[Items from a figure collection]
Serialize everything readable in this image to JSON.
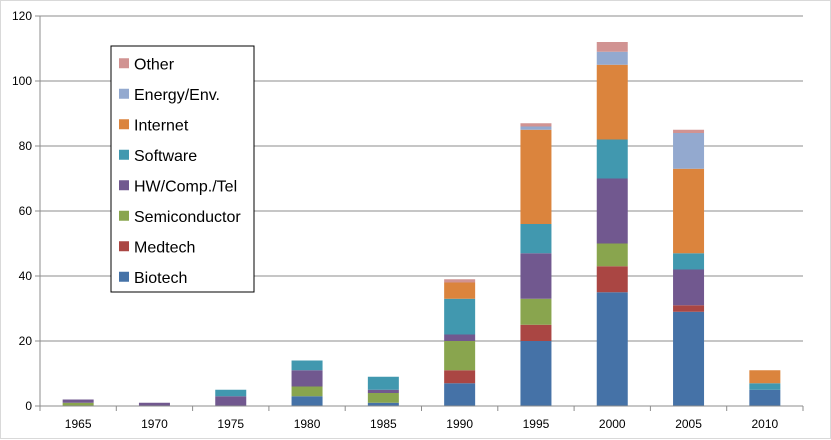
{
  "chart_data": {
    "type": "bar",
    "stacked": true,
    "title": "",
    "xlabel": "",
    "ylabel": "",
    "categories": [
      "1965",
      "1970",
      "1975",
      "1980",
      "1985",
      "1990",
      "1995",
      "2000",
      "2005",
      "2010"
    ],
    "ylim": [
      0,
      120
    ],
    "yticks": [
      0,
      20,
      40,
      60,
      80,
      100,
      120
    ],
    "grid": true,
    "legend_position": "top-left",
    "series": [
      {
        "name": "Biotech",
        "color": "#4572a7",
        "values": [
          0,
          0,
          0,
          3,
          1,
          7,
          20,
          35,
          29,
          5
        ]
      },
      {
        "name": "Medtech",
        "color": "#aa4643",
        "values": [
          0,
          0,
          0,
          0,
          0,
          4,
          5,
          8,
          2,
          0
        ]
      },
      {
        "name": "Semiconductor",
        "color": "#89a54e",
        "values": [
          1,
          0,
          0,
          3,
          3,
          9,
          8,
          7,
          0,
          0
        ]
      },
      {
        "name": "HW/Comp./Tel",
        "color": "#71588f",
        "values": [
          1,
          1,
          3,
          5,
          1,
          2,
          14,
          20,
          11,
          0
        ]
      },
      {
        "name": "Software",
        "color": "#4198af",
        "values": [
          0,
          0,
          2,
          3,
          4,
          11,
          9,
          12,
          5,
          2
        ]
      },
      {
        "name": "Internet",
        "color": "#db843d",
        "values": [
          0,
          0,
          0,
          0,
          0,
          5,
          29,
          23,
          26,
          4
        ]
      },
      {
        "name": "Energy/Env.",
        "color": "#93a9cf",
        "values": [
          0,
          0,
          0,
          0,
          0,
          0,
          1,
          4,
          11,
          0
        ]
      },
      {
        "name": "Other",
        "color": "#d19392",
        "values": [
          0,
          0,
          0,
          0,
          0,
          1,
          1,
          3,
          1,
          0
        ]
      }
    ]
  }
}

Task to complete: Report only how many lines of the listing hold the word "color".

The reply: 8